Print the entire listing. Each line must match the original exactly.

* [Items]
# # # # # # #
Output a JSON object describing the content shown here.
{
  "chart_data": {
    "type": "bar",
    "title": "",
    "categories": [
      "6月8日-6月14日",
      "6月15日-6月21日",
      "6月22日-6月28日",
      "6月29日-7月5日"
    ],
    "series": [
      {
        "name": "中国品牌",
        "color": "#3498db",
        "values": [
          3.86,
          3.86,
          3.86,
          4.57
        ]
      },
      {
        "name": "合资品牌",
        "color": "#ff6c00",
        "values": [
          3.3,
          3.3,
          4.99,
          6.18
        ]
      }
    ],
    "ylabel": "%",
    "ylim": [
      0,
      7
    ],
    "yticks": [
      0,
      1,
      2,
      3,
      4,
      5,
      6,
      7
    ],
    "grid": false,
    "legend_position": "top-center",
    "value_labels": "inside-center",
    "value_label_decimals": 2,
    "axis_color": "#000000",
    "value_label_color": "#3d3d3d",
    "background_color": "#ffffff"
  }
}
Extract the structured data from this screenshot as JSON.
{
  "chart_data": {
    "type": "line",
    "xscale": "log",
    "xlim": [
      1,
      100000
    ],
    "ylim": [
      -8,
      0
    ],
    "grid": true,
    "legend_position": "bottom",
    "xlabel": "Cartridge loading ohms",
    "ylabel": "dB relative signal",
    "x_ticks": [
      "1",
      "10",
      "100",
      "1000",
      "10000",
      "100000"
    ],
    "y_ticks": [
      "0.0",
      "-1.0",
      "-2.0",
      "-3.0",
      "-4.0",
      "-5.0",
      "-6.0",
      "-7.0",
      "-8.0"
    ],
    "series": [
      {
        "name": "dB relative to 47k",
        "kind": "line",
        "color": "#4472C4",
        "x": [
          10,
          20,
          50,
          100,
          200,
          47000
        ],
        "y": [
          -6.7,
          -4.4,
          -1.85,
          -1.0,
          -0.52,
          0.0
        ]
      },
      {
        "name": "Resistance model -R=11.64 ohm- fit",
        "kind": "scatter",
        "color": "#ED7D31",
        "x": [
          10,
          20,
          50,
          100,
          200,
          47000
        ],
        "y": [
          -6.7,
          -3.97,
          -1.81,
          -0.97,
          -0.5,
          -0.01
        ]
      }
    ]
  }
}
# # # # # # #
* [Solution to this task]
Output a JSON object describing the content shown here.
{
  "chart_data": {
    "type": "bar",
    "title": "",
    "categories": [
      "6月8日-6月14日",
      "6月15日-6月21日",
      "6月22日-6月28日",
      "6月29日-7月5日"
    ],
    "series": [
      {
        "name": "中国品牌",
        "color": "#3498db",
        "values": [
          3.86,
          3.86,
          3.86,
          4.57
        ]
      },
      {
        "name": "合资品牌",
        "color": "#ff6c00",
        "values": [
          3.3,
          3.3,
          4.99,
          6.18
        ]
      }
    ],
    "ylabel": "%",
    "ylim": [
      0,
      7
    ],
    "yticks": [
      0,
      1,
      2,
      3,
      4,
      5,
      6,
      7
    ],
    "grid": false,
    "legend_position": "top-center",
    "value_labels": "inside-center",
    "value_label_decimals": 2,
    "axis_color": "#000000",
    "value_label_color": "#3d3d3d",
    "background_color": "#ffffff"
  }
}
Extract the structured data from this screenshot as JSON.
{
  "chart_data": {
    "type": "line",
    "xscale": "log",
    "xlim": [
      1,
      100000
    ],
    "ylim": [
      -8,
      0
    ],
    "grid": true,
    "legend_position": "bottom",
    "xlabel": "Cartridge loading ohms",
    "ylabel": "dB relative signal",
    "x_ticks": [
      "1",
      "10",
      "100",
      "1000",
      "10000",
      "100000"
    ],
    "y_ticks": [
      "0.0",
      "-1.0",
      "-2.0",
      "-3.0",
      "-4.0",
      "-5.0",
      "-6.0",
      "-7.0",
      "-8.0"
    ],
    "series": [
      {
        "name": "dB relative to 47k",
        "kind": "line",
        "color": "#4472C4",
        "x": [
          10,
          20,
          50,
          100,
          200,
          47000
        ],
        "y": [
          -6.7,
          -4.4,
          -1.85,
          -1.0,
          -0.52,
          0.0
        ]
      },
      {
        "name": "Resistance model -R=11.64 ohm- fit",
        "kind": "scatter",
        "color": "#ED7D31",
        "x": [
          10,
          20,
          50,
          100,
          200,
          47000
        ],
        "y": [
          -6.7,
          -3.97,
          -1.81,
          -0.97,
          -0.5,
          -0.01
        ]
      }
    ]
  }
}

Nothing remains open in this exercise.